* START STORED ROWS *

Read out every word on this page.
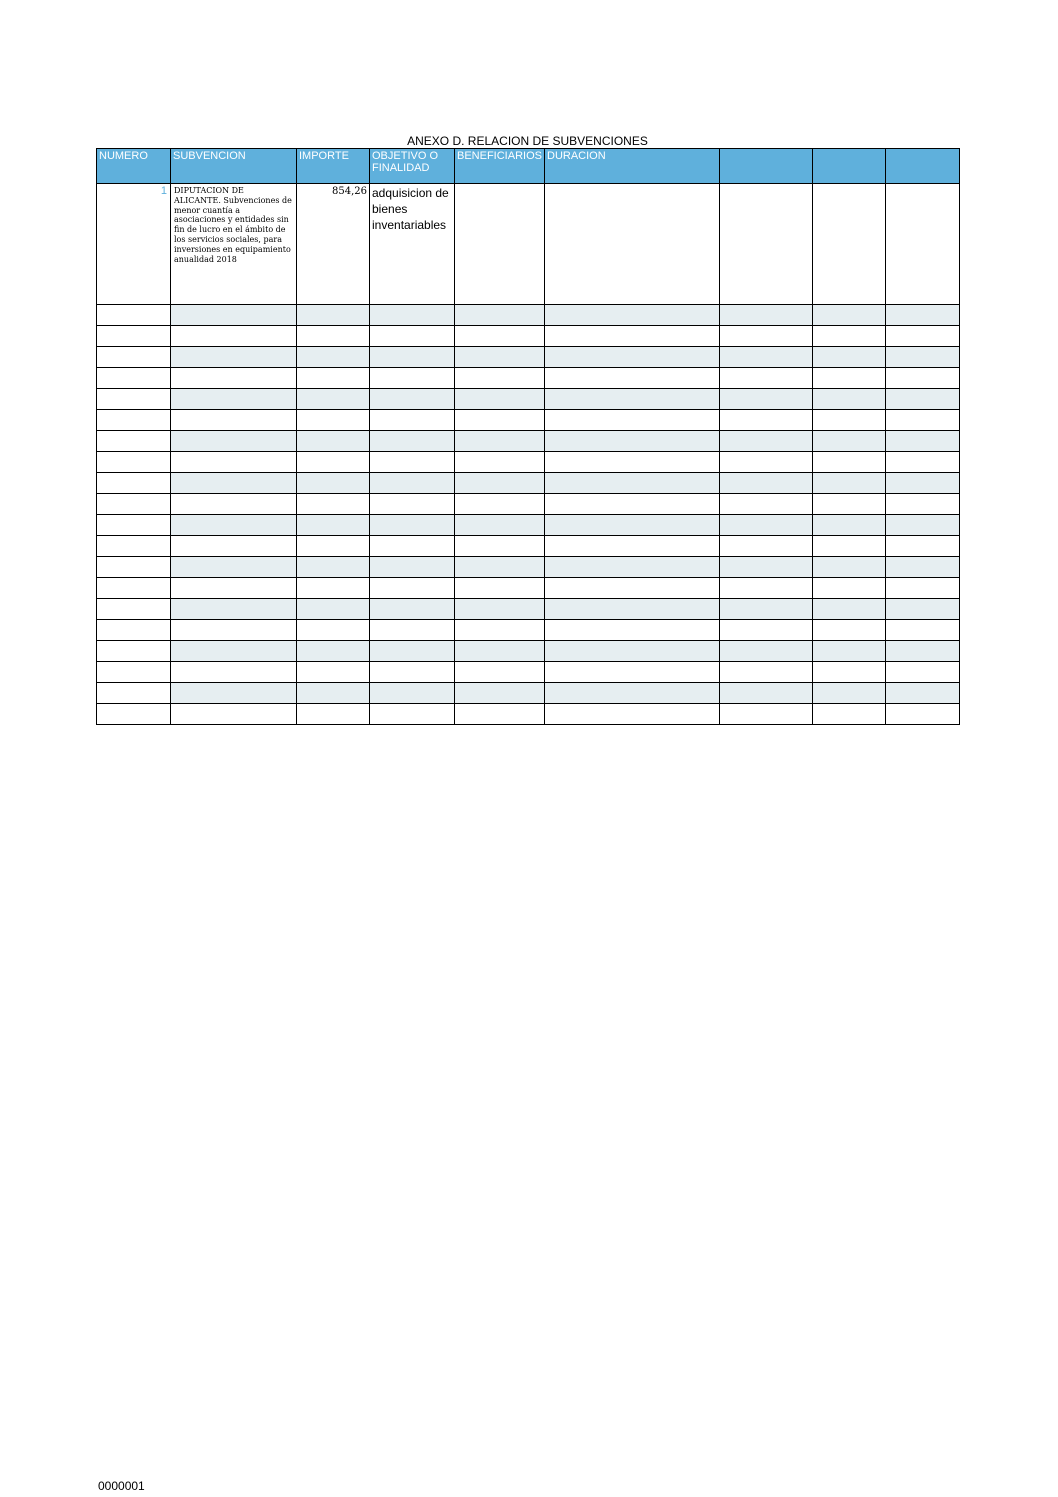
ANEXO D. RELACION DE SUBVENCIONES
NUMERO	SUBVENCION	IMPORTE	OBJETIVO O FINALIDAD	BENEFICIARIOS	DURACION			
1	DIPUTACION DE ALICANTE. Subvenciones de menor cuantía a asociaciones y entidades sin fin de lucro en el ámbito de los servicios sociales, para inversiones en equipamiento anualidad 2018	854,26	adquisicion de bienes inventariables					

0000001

* END STORED ROWS *

Exclude the pictures and repeat every other part of the records word for word.

◆ **RESULT OF THE TASK**:
Read out every word on this page.
ANEXO D. RELACION DE SUBVENCIONES
NUMERO	SUBVENCION	IMPORTE	OBJETIVO O FINALIDAD	BENEFICIARIOS	DURACION			
1	DIPUTACION DE ALICANTE. Subvenciones de menor cuantía a asociaciones y entidades sin fin de lucro en el ámbito de los servicios sociales, para inversiones en equipamiento anualidad 2018	854,26	adquisicion de bienes inventariables					

0000001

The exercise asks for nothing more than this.